> [Short task] All lines featuring the string "Rank" are to be listed.
— START Supplied material —
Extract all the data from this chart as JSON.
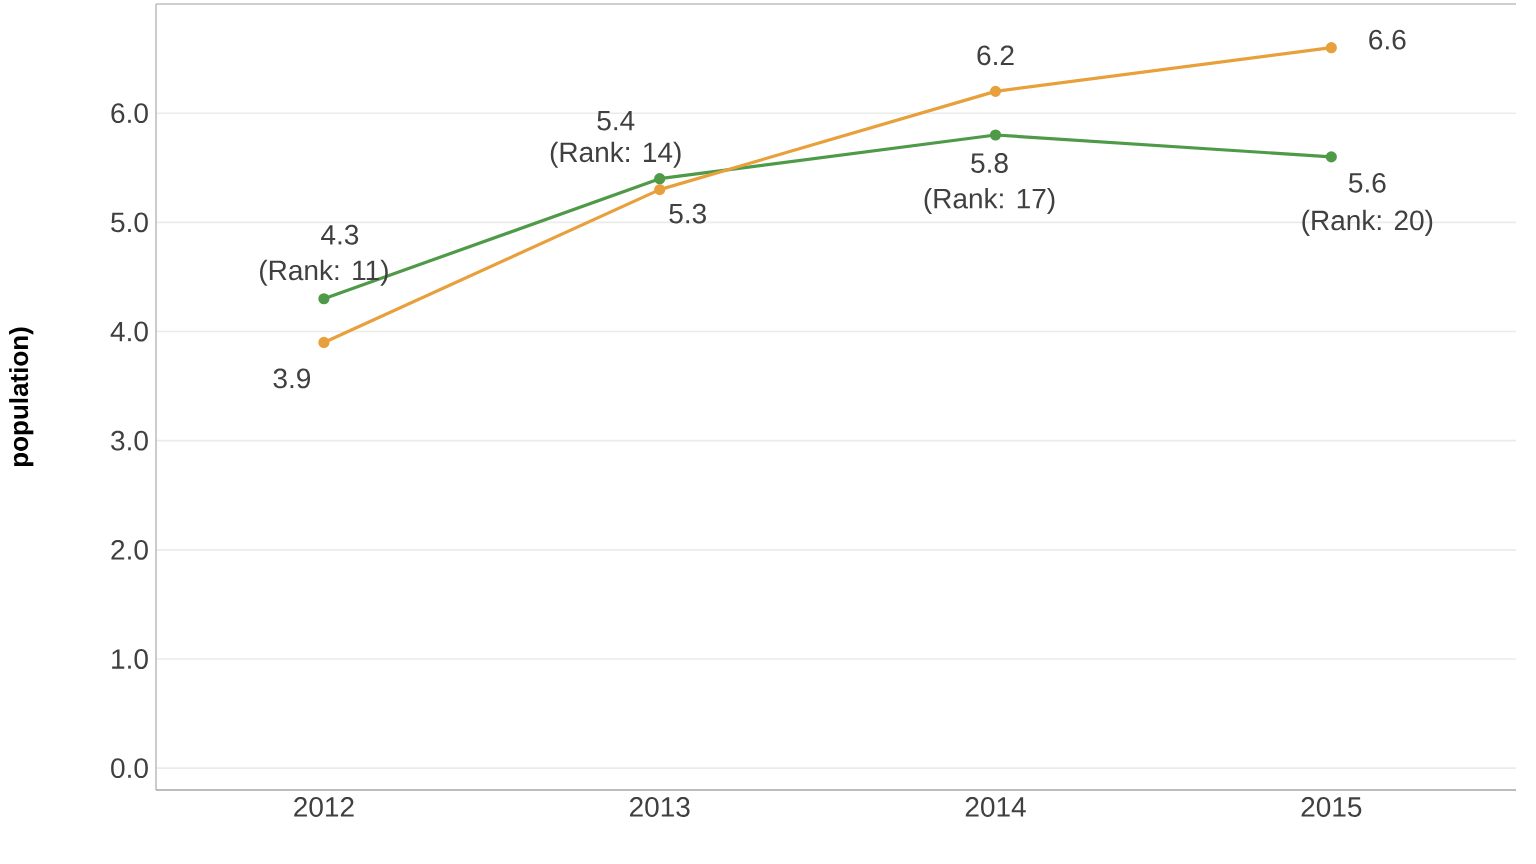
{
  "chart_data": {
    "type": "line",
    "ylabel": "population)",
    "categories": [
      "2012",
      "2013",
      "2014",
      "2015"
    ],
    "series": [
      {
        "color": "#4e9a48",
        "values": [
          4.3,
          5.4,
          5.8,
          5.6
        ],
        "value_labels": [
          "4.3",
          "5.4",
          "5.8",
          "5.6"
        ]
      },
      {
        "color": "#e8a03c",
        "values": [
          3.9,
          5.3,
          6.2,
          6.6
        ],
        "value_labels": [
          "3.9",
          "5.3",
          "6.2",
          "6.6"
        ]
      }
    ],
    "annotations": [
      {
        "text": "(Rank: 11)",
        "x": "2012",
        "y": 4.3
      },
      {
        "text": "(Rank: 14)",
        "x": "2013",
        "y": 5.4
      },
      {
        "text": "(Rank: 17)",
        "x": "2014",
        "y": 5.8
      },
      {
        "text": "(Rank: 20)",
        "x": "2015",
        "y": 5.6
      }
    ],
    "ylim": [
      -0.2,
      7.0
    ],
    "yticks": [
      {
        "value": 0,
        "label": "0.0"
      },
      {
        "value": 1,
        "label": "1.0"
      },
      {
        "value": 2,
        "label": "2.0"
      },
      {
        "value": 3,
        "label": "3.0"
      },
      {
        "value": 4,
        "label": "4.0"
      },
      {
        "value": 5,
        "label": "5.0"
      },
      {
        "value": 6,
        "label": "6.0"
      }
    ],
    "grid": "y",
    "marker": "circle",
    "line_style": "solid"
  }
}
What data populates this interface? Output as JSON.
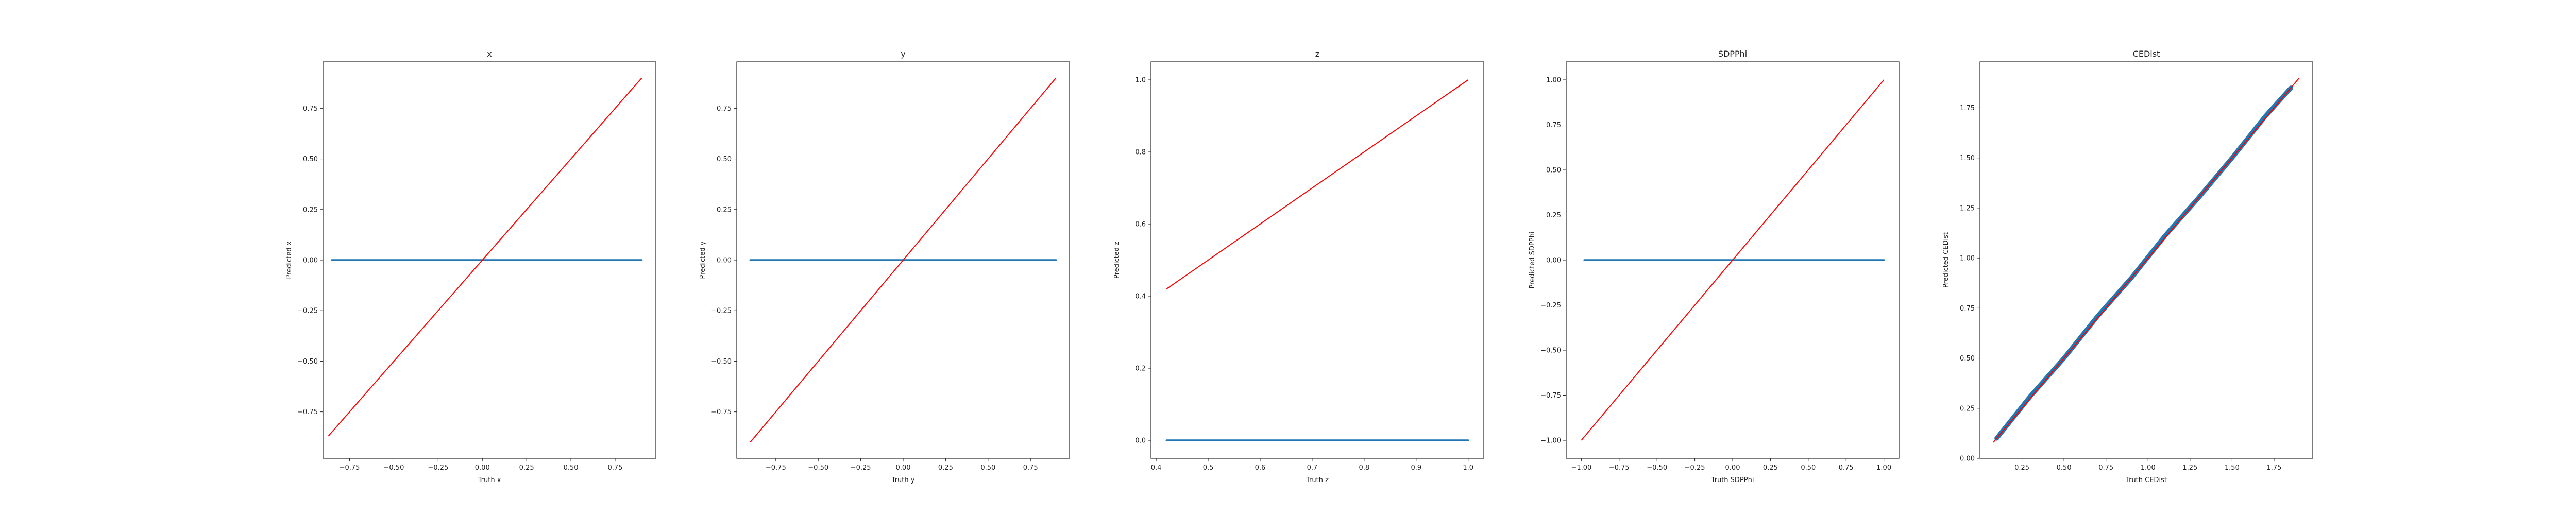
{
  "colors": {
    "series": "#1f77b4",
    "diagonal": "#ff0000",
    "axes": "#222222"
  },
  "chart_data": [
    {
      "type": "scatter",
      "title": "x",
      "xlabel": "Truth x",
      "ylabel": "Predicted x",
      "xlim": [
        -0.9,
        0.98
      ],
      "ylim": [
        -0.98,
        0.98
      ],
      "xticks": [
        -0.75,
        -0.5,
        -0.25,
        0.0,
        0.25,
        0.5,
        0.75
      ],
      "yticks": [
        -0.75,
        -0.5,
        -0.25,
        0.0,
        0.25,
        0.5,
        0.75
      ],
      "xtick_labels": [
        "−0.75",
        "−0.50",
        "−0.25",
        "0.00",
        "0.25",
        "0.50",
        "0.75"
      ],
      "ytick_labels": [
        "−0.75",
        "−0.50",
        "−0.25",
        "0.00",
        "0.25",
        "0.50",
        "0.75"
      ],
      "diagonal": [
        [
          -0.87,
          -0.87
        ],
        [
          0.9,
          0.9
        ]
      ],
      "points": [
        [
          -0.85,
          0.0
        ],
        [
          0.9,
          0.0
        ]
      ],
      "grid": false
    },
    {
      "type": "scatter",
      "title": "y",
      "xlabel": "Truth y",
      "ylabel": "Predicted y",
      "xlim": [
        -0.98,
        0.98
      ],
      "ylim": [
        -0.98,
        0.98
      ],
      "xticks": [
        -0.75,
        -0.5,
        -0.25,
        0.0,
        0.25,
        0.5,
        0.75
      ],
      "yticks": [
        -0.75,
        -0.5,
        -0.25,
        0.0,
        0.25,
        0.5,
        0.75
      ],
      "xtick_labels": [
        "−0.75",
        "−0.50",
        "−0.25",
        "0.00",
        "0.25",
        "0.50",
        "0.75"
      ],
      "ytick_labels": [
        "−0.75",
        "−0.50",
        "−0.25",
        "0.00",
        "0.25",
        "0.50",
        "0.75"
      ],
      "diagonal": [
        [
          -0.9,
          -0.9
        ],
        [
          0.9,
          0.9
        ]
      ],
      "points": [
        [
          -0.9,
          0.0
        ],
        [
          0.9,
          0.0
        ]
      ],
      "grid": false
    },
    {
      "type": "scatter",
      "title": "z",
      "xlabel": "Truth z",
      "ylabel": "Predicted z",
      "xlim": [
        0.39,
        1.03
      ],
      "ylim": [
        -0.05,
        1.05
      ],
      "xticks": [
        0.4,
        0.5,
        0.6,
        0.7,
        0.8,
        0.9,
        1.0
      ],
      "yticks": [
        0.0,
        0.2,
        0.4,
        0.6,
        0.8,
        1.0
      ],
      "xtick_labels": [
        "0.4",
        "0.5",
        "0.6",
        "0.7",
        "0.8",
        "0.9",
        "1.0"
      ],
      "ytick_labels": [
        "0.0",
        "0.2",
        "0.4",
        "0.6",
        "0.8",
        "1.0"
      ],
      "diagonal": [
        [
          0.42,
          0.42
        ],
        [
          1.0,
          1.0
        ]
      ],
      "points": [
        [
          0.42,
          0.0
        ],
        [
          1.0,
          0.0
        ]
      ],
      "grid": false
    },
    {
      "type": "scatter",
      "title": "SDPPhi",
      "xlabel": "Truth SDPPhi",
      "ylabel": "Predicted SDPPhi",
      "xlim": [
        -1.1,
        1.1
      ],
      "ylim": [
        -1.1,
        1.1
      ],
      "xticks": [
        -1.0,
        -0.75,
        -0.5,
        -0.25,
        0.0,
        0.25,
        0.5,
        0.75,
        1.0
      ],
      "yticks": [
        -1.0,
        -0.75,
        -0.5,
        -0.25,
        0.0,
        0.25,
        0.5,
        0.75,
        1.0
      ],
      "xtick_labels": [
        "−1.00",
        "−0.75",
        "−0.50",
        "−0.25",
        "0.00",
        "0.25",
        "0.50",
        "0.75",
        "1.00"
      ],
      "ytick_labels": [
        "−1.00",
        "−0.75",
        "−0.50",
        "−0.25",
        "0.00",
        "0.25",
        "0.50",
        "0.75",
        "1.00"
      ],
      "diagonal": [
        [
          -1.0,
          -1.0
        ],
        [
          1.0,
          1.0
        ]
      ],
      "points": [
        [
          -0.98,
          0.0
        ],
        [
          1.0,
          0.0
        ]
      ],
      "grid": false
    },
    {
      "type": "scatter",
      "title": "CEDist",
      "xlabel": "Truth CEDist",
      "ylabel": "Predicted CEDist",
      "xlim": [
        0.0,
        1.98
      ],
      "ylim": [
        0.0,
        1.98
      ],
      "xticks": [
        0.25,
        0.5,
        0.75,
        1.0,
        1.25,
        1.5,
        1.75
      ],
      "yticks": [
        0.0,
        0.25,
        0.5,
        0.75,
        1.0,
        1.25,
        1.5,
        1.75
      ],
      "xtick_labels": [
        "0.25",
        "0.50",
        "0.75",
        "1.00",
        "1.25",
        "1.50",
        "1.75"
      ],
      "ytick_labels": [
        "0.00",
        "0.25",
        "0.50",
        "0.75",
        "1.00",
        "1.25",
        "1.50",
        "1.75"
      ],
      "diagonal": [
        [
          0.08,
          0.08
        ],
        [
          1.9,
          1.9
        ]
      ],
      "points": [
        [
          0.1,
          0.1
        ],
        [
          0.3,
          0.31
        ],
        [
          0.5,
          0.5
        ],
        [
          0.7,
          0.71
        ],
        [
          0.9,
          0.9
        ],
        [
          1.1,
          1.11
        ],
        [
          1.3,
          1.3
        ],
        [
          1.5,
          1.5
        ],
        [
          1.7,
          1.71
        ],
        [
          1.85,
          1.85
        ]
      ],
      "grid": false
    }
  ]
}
— END Supplied material —
> [The output]
        "text": "(Rank: 11)",
        "text": "(Rank: 14)",
        "text": "(Rank: 17)",
        "text": "(Rank: 20)",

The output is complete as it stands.